— Begin RECORD SET —

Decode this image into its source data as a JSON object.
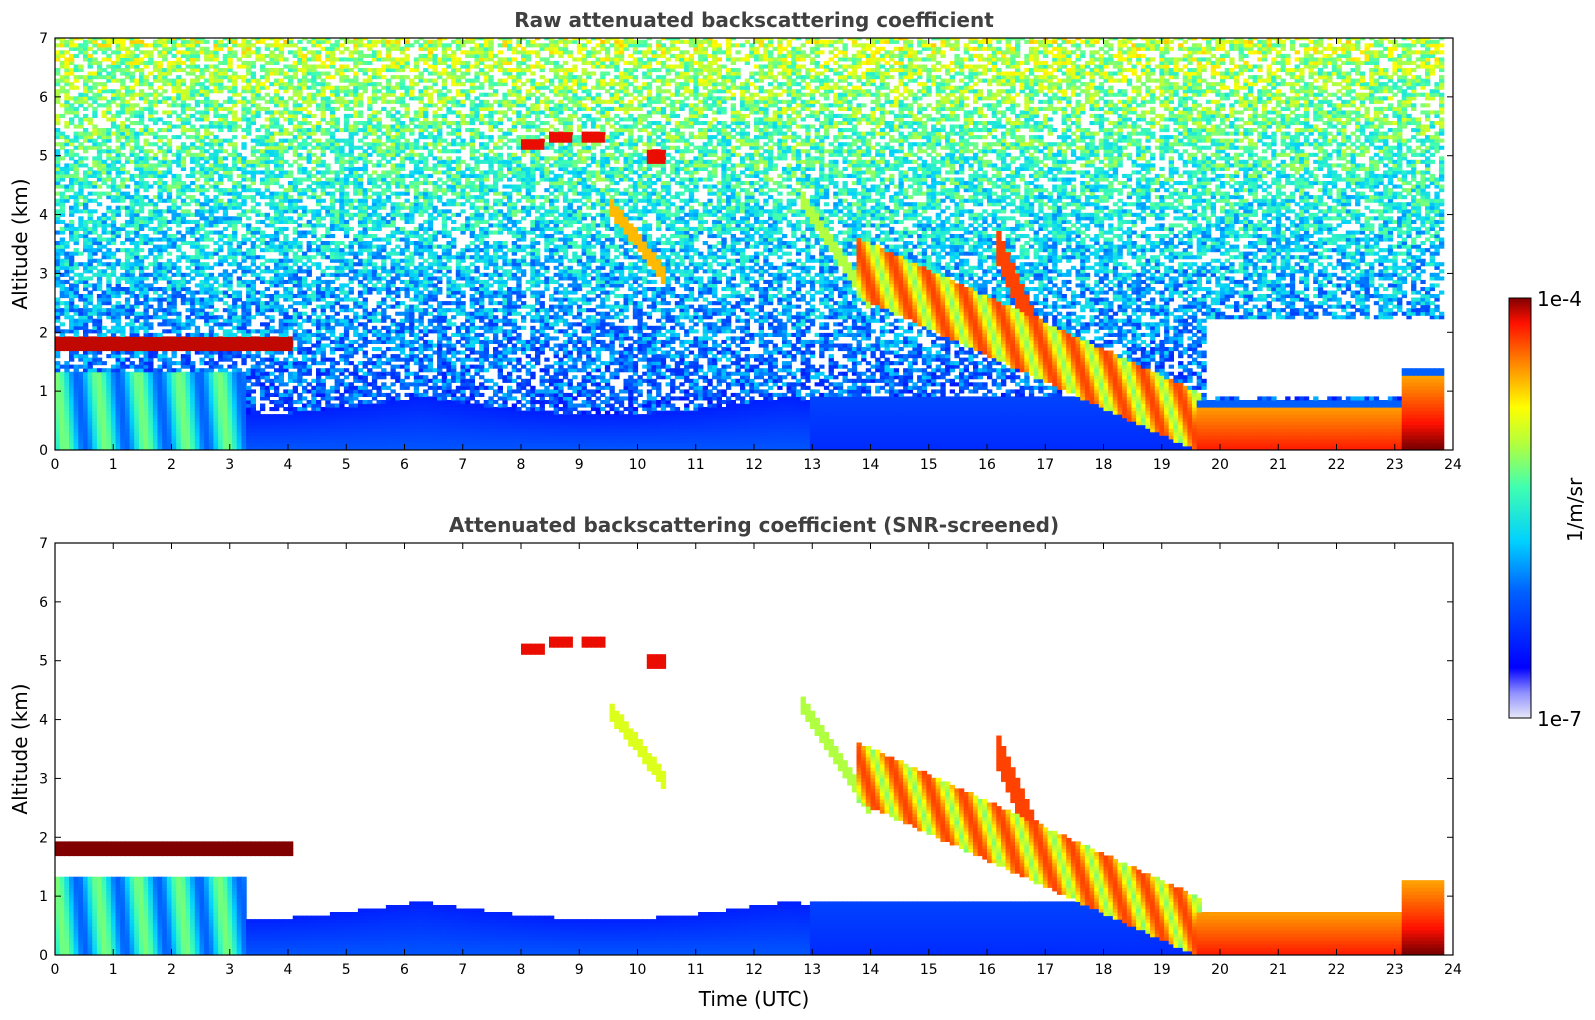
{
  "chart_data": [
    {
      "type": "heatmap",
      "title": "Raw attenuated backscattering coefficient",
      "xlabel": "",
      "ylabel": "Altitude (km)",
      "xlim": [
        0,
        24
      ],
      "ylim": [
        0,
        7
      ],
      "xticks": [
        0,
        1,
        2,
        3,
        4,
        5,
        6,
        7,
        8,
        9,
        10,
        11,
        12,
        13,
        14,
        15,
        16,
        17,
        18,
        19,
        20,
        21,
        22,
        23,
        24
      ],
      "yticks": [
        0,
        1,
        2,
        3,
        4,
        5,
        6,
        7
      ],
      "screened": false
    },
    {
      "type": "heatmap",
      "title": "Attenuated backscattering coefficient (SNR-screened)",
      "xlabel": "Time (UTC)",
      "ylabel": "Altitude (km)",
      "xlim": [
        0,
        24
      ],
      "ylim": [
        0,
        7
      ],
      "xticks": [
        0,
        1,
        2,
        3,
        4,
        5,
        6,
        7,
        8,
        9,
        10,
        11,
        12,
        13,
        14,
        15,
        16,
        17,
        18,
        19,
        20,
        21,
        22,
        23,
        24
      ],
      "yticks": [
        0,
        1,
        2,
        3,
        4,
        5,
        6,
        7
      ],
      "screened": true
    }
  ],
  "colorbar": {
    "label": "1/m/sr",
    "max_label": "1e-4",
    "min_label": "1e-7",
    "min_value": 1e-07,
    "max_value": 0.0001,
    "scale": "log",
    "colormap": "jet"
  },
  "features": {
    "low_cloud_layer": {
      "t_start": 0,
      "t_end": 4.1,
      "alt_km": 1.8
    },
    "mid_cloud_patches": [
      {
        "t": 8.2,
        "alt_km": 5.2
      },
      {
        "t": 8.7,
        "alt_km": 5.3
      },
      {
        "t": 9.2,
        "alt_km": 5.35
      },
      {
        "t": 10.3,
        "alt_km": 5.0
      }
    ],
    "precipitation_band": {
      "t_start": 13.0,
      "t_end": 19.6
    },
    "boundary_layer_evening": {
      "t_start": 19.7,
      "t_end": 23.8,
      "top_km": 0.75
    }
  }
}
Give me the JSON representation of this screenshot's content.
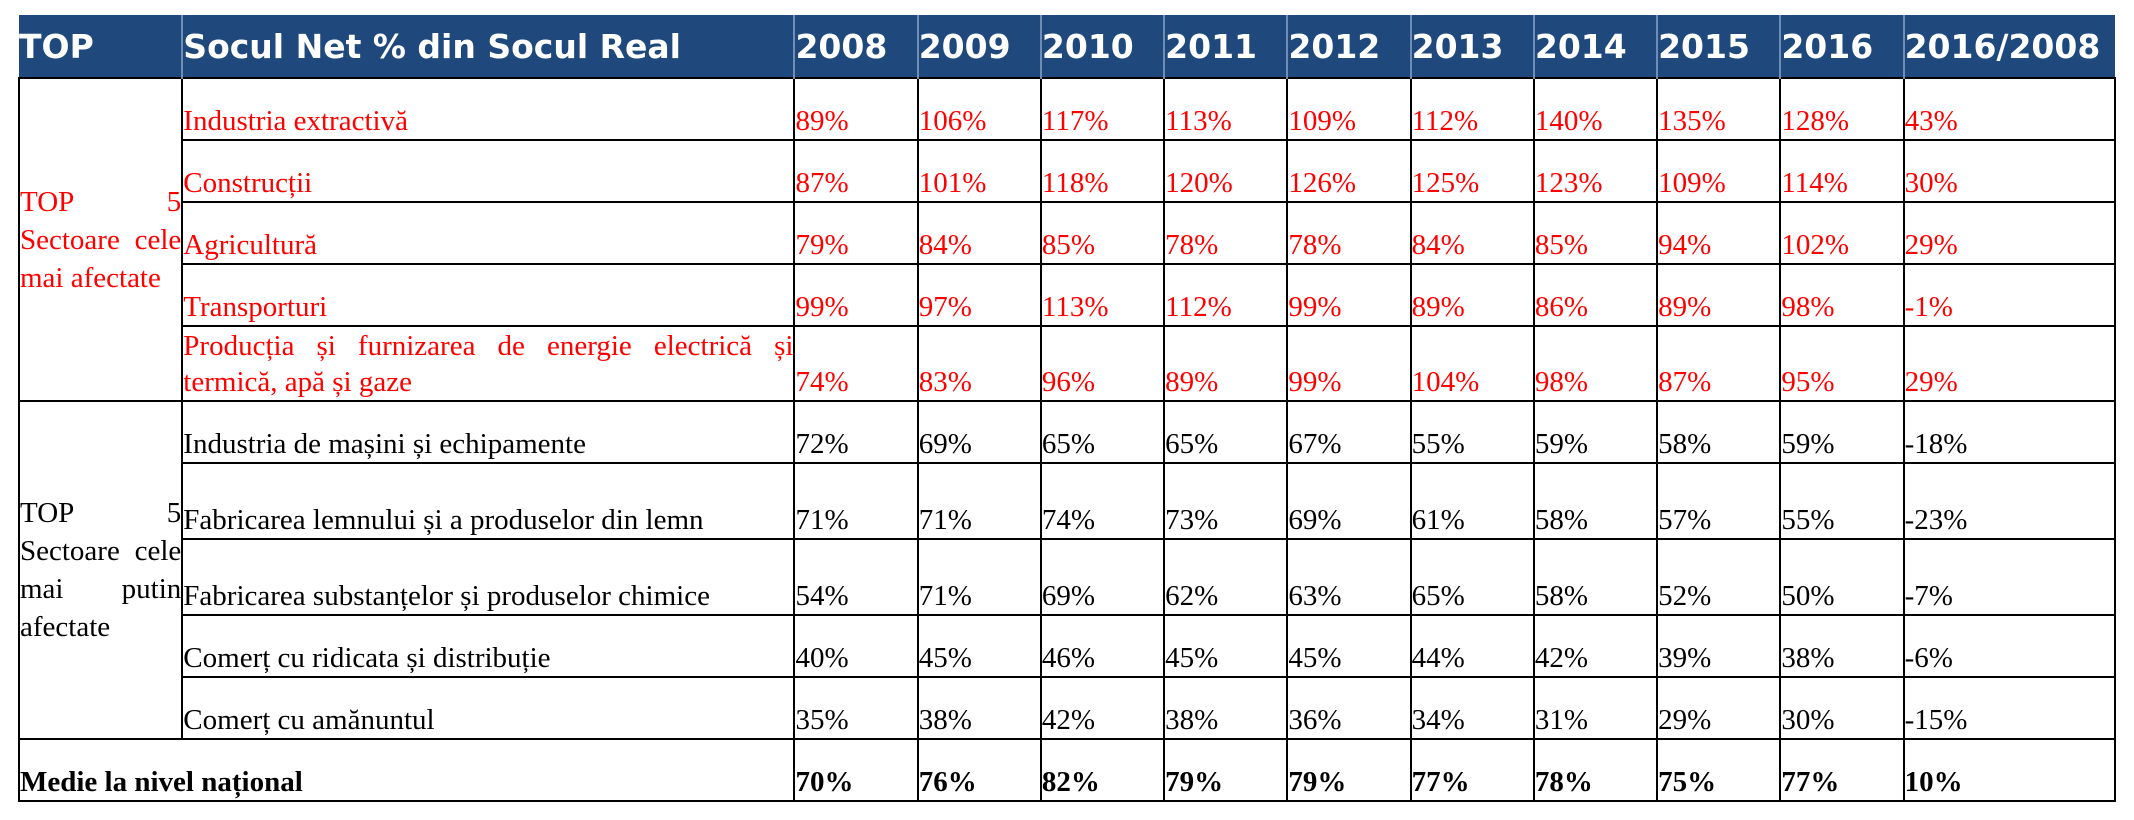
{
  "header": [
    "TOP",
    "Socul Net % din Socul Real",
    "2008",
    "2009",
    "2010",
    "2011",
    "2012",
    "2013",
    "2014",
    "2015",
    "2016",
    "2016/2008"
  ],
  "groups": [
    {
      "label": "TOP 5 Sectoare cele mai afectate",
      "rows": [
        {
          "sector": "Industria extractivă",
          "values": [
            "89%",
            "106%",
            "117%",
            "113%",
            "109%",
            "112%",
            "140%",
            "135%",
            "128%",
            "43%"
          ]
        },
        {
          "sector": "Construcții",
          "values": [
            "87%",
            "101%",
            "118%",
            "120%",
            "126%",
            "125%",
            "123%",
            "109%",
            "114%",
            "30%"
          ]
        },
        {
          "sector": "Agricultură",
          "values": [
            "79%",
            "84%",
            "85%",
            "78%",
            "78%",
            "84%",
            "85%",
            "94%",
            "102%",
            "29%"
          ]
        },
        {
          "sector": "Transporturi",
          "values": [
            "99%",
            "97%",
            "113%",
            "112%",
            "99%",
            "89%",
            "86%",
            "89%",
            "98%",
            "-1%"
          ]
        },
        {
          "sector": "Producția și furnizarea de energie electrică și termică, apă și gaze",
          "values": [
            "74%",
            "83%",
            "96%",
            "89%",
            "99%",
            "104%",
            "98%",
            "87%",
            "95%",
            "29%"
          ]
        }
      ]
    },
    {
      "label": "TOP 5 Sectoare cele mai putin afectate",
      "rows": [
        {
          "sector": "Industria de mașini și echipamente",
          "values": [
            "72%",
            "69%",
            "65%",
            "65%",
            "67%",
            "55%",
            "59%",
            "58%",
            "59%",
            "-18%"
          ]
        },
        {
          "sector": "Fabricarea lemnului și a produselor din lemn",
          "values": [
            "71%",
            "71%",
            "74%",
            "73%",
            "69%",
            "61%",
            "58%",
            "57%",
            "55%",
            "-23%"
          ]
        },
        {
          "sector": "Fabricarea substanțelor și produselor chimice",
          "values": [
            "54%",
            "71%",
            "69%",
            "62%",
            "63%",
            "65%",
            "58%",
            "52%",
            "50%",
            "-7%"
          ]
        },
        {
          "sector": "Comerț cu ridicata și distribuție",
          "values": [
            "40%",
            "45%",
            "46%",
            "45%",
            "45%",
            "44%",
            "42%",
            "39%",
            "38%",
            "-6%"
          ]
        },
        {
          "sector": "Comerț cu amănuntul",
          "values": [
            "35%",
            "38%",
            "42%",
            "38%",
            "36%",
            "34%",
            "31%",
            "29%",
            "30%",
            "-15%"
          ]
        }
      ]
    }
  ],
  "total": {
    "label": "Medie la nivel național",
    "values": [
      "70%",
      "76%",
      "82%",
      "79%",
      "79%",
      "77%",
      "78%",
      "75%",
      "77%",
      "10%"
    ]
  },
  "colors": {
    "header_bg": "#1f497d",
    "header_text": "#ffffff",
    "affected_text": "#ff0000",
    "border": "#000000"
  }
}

— End RECORD SET —

**WHAT THE TASK REQUIRES:** Quote the records above in full, dropping each picture.

**WORKED SOLUTION:**
Decode this image into its source data as a JSON object.
{
  "chart_data": [
    {
      "type": "heatmap",
      "title": "Raw attenuated backscattering coefficient",
      "xlabel": "",
      "ylabel": "Altitude (km)",
      "xlim": [
        0,
        24
      ],
      "ylim": [
        0,
        7
      ],
      "xticks": [
        0,
        1,
        2,
        3,
        4,
        5,
        6,
        7,
        8,
        9,
        10,
        11,
        12,
        13,
        14,
        15,
        16,
        17,
        18,
        19,
        20,
        21,
        22,
        23,
        24
      ],
      "yticks": [
        0,
        1,
        2,
        3,
        4,
        5,
        6,
        7
      ],
      "screened": false
    },
    {
      "type": "heatmap",
      "title": "Attenuated backscattering coefficient (SNR-screened)",
      "xlabel": "Time (UTC)",
      "ylabel": "Altitude (km)",
      "xlim": [
        0,
        24
      ],
      "ylim": [
        0,
        7
      ],
      "xticks": [
        0,
        1,
        2,
        3,
        4,
        5,
        6,
        7,
        8,
        9,
        10,
        11,
        12,
        13,
        14,
        15,
        16,
        17,
        18,
        19,
        20,
        21,
        22,
        23,
        24
      ],
      "yticks": [
        0,
        1,
        2,
        3,
        4,
        5,
        6,
        7
      ],
      "screened": true
    }
  ],
  "colorbar": {
    "label": "1/m/sr",
    "max_label": "1e-4",
    "min_label": "1e-7",
    "min_value": 1e-07,
    "max_value": 0.0001,
    "scale": "log",
    "colormap": "jet"
  },
  "features": {
    "low_cloud_layer": {
      "t_start": 0,
      "t_end": 4.1,
      "alt_km": 1.8
    },
    "mid_cloud_patches": [
      {
        "t": 8.2,
        "alt_km": 5.2
      },
      {
        "t": 8.7,
        "alt_km": 5.3
      },
      {
        "t": 9.2,
        "alt_km": 5.35
      },
      {
        "t": 10.3,
        "alt_km": 5.0
      }
    ],
    "precipitation_band": {
      "t_start": 13.0,
      "t_end": 19.6
    },
    "boundary_layer_evening": {
      "t_start": 19.7,
      "t_end": 23.8,
      "top_km": 0.75
    }
  }
}
Give me the JSON representation of this screenshot's content.
{
  "header": [
    "TOP",
    "Socul Net % din Socul Real",
    "2008",
    "2009",
    "2010",
    "2011",
    "2012",
    "2013",
    "2014",
    "2015",
    "2016",
    "2016/2008"
  ],
  "groups": [
    {
      "label": "TOP 5 Sectoare cele mai afectate",
      "rows": [
        {
          "sector": "Industria extractivă",
          "values": [
            "89%",
            "106%",
            "117%",
            "113%",
            "109%",
            "112%",
            "140%",
            "135%",
            "128%",
            "43%"
          ]
        },
        {
          "sector": "Construcții",
          "values": [
            "87%",
            "101%",
            "118%",
            "120%",
            "126%",
            "125%",
            "123%",
            "109%",
            "114%",
            "30%"
          ]
        },
        {
          "sector": "Agricultură",
          "values": [
            "79%",
            "84%",
            "85%",
            "78%",
            "78%",
            "84%",
            "85%",
            "94%",
            "102%",
            "29%"
          ]
        },
        {
          "sector": "Transporturi",
          "values": [
            "99%",
            "97%",
            "113%",
            "112%",
            "99%",
            "89%",
            "86%",
            "89%",
            "98%",
            "-1%"
          ]
        },
        {
          "sector": "Producția și furnizarea de energie electrică și termică, apă și gaze",
          "values": [
            "74%",
            "83%",
            "96%",
            "89%",
            "99%",
            "104%",
            "98%",
            "87%",
            "95%",
            "29%"
          ]
        }
      ]
    },
    {
      "label": "TOP 5 Sectoare cele mai putin afectate",
      "rows": [
        {
          "sector": "Industria de mașini și echipamente",
          "values": [
            "72%",
            "69%",
            "65%",
            "65%",
            "67%",
            "55%",
            "59%",
            "58%",
            "59%",
            "-18%"
          ]
        },
        {
          "sector": "Fabricarea lemnului și a produselor din lemn",
          "values": [
            "71%",
            "71%",
            "74%",
            "73%",
            "69%",
            "61%",
            "58%",
            "57%",
            "55%",
            "-23%"
          ]
        },
        {
          "sector": "Fabricarea substanțelor și produselor chimice",
          "values": [
            "54%",
            "71%",
            "69%",
            "62%",
            "63%",
            "65%",
            "58%",
            "52%",
            "50%",
            "-7%"
          ]
        },
        {
          "sector": "Comerț cu ridicata și distribuție",
          "values": [
            "40%",
            "45%",
            "46%",
            "45%",
            "45%",
            "44%",
            "42%",
            "39%",
            "38%",
            "-6%"
          ]
        },
        {
          "sector": "Comerț cu amănuntul",
          "values": [
            "35%",
            "38%",
            "42%",
            "38%",
            "36%",
            "34%",
            "31%",
            "29%",
            "30%",
            "-15%"
          ]
        }
      ]
    }
  ],
  "total": {
    "label": "Medie la nivel național",
    "values": [
      "70%",
      "76%",
      "82%",
      "79%",
      "79%",
      "77%",
      "78%",
      "75%",
      "77%",
      "10%"
    ]
  },
  "colors": {
    "header_bg": "#1f497d",
    "header_text": "#ffffff",
    "affected_text": "#ff0000",
    "border": "#000000"
  }
}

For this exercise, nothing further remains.